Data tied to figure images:
################

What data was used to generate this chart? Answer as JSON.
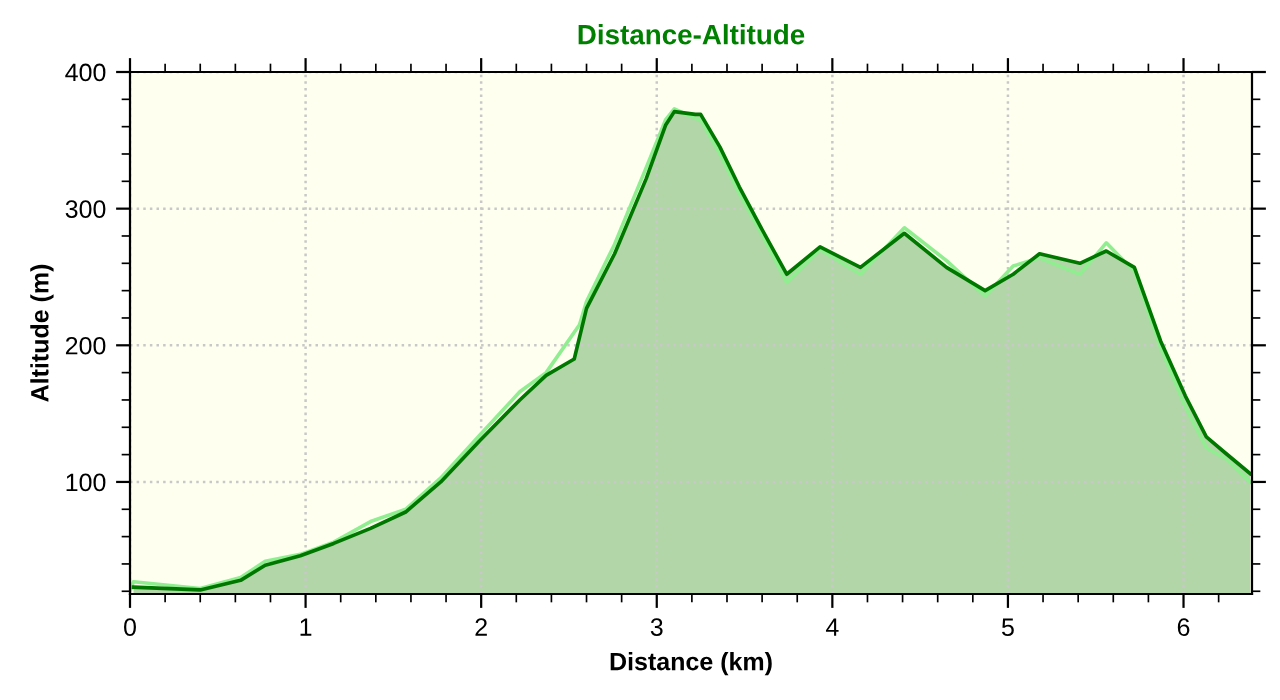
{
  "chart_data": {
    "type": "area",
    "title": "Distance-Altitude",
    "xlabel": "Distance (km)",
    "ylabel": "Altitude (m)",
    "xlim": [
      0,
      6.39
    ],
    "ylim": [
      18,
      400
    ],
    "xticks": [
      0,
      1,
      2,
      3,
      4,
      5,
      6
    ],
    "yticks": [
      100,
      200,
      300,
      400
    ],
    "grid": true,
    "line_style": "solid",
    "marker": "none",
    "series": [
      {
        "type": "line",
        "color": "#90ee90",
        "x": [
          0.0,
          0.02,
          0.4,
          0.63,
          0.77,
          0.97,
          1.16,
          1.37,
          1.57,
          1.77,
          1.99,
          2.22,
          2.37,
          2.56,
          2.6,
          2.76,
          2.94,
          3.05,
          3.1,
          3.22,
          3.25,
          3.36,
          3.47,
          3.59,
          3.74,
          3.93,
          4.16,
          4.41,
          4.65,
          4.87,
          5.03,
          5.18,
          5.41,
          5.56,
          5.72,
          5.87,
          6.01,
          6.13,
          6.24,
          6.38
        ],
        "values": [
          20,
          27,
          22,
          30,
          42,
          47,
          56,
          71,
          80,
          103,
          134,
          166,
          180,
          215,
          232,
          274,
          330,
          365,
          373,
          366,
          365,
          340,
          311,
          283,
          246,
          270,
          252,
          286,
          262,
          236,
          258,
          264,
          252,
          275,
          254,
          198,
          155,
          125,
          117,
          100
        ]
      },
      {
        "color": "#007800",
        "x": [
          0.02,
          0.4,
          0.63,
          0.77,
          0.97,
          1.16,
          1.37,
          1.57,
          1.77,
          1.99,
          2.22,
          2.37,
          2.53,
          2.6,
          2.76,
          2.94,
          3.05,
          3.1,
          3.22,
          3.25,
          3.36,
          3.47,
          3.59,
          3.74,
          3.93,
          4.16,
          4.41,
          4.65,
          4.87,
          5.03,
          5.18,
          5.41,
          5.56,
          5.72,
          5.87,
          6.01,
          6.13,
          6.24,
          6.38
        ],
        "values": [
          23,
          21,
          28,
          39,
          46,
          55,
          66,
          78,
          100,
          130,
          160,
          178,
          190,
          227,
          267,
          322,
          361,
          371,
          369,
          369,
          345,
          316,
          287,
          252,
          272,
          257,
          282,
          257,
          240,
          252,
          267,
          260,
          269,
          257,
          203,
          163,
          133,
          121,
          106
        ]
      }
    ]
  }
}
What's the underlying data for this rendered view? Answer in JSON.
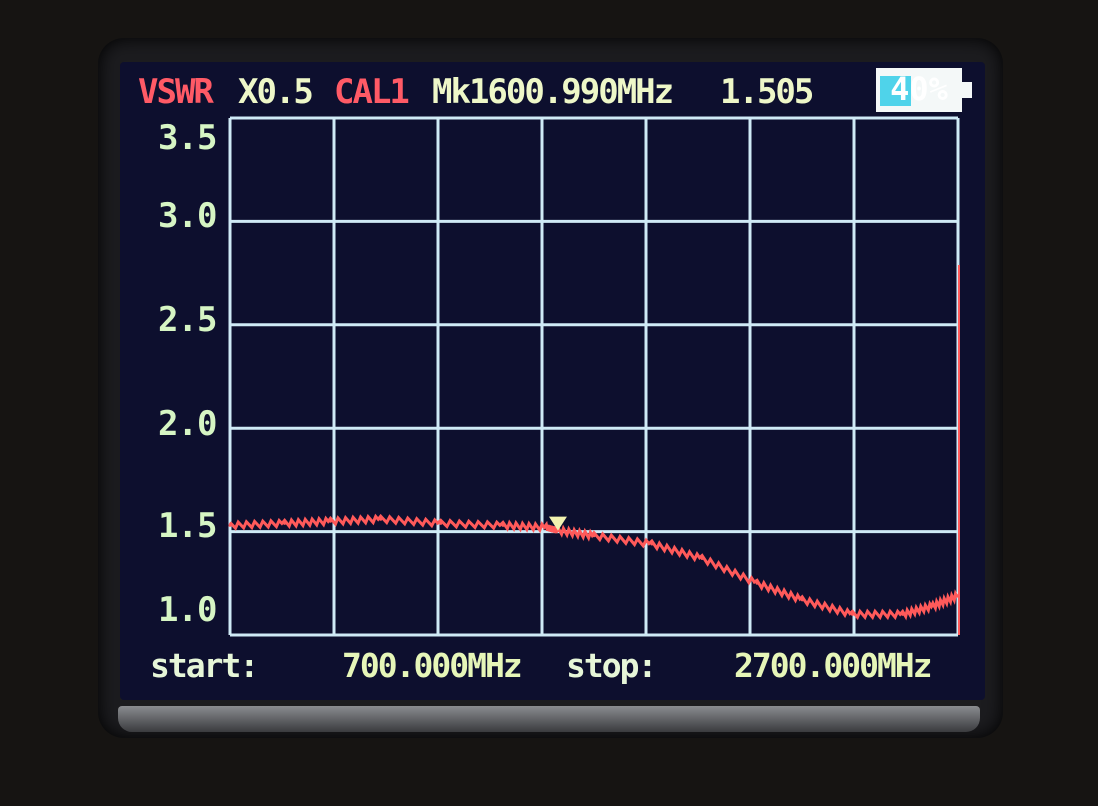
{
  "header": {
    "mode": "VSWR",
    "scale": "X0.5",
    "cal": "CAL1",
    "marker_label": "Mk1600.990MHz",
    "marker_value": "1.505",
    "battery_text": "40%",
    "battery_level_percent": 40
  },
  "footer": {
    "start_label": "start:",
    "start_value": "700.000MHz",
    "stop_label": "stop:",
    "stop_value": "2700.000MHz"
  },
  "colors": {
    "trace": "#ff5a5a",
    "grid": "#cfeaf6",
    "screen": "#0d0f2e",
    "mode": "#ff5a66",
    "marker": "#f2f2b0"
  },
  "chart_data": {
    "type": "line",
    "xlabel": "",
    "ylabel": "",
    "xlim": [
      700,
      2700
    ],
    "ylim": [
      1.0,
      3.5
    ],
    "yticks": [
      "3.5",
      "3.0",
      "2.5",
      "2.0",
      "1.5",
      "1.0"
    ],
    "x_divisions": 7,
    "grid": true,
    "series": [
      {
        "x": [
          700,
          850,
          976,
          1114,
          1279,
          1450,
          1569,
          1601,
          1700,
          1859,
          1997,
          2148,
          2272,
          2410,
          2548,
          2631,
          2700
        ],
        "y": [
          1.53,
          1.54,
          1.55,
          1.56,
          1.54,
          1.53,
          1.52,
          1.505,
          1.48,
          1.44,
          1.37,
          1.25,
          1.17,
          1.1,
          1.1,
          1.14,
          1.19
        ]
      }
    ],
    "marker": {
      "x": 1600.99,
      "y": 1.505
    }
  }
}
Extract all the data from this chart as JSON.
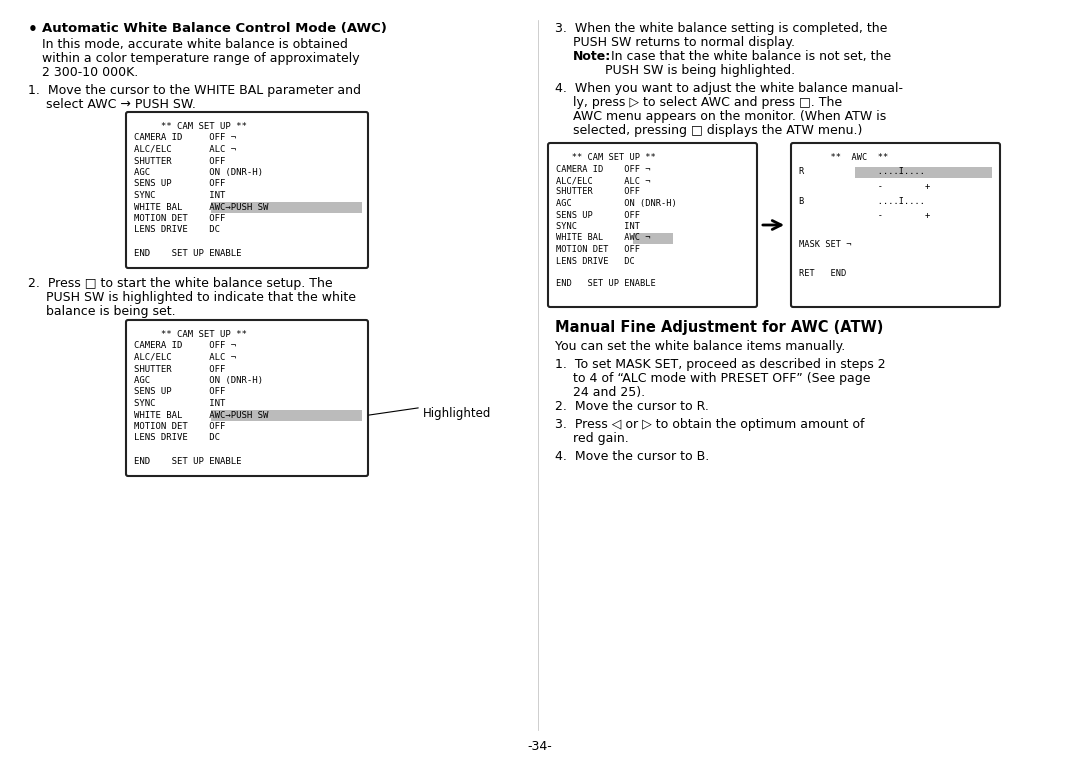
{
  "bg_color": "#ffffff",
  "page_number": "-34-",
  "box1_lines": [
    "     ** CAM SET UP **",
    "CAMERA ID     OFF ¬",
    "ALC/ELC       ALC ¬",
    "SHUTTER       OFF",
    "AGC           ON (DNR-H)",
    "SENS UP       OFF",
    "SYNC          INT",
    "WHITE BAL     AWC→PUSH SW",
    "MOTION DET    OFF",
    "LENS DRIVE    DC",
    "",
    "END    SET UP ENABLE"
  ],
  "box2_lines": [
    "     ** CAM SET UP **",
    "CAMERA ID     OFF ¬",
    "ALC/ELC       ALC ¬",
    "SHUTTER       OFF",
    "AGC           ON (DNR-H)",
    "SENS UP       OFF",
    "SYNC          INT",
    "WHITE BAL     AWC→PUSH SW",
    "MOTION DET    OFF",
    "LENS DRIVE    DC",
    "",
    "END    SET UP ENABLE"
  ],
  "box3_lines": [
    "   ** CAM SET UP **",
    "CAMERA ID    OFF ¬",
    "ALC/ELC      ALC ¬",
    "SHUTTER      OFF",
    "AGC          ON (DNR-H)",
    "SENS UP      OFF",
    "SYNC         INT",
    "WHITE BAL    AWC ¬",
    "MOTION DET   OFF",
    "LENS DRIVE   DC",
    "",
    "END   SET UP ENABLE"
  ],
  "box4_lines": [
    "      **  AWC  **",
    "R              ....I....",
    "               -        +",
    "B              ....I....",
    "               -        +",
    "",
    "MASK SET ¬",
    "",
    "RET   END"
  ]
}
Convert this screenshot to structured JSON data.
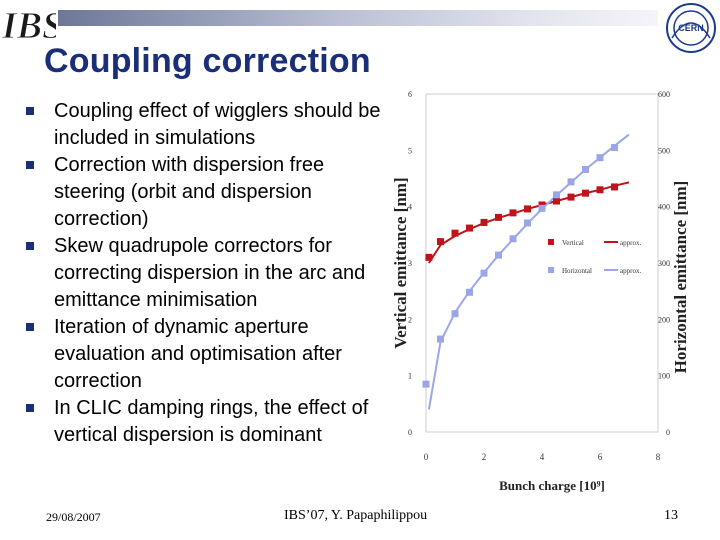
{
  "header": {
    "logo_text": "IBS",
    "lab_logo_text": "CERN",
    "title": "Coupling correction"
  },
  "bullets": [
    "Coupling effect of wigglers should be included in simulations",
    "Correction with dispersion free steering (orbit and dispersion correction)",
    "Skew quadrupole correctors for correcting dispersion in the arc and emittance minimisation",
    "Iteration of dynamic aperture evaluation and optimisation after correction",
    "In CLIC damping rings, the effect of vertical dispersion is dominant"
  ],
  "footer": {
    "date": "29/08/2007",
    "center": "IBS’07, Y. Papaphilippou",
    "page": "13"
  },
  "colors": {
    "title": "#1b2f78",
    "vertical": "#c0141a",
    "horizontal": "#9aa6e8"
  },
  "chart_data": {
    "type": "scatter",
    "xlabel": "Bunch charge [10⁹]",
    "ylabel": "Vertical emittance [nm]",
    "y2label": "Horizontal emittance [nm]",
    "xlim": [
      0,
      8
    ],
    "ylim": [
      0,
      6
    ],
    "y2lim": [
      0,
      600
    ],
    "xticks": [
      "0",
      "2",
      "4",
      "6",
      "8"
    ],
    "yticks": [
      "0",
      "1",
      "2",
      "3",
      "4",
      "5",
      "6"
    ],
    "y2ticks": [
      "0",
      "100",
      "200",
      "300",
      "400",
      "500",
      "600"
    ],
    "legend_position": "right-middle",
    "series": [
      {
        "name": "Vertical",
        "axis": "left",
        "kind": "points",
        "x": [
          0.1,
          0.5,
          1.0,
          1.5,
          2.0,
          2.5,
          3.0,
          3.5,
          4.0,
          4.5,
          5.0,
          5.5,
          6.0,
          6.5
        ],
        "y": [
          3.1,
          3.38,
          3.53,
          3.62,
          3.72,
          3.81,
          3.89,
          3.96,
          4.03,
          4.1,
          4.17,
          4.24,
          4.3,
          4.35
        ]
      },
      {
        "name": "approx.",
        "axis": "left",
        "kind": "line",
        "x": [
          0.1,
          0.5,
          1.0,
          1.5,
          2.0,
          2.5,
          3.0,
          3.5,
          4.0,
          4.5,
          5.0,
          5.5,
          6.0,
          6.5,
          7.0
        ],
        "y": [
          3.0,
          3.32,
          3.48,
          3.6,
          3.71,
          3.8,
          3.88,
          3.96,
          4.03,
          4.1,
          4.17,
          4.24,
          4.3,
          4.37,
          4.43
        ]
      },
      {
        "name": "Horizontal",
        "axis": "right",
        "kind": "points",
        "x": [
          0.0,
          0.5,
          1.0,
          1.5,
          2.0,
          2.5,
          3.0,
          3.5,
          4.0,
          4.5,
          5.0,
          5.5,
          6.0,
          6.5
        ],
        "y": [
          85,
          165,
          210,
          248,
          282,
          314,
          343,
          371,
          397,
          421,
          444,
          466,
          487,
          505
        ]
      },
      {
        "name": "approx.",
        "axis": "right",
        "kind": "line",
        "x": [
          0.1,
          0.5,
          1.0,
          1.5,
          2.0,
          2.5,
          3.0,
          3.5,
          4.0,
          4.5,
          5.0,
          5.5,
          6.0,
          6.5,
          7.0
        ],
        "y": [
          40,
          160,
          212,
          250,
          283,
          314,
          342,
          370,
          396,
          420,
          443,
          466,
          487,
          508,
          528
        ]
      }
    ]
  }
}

################

### What is expected
Pull every line containing "correction" from the data.

### Finished task
    "title": "Coupling correction"
    "Correction with dispersion free steering (orbit and dispersion correction)",
    "Iteration of dynamic aperture evaluation and optimisation after correction",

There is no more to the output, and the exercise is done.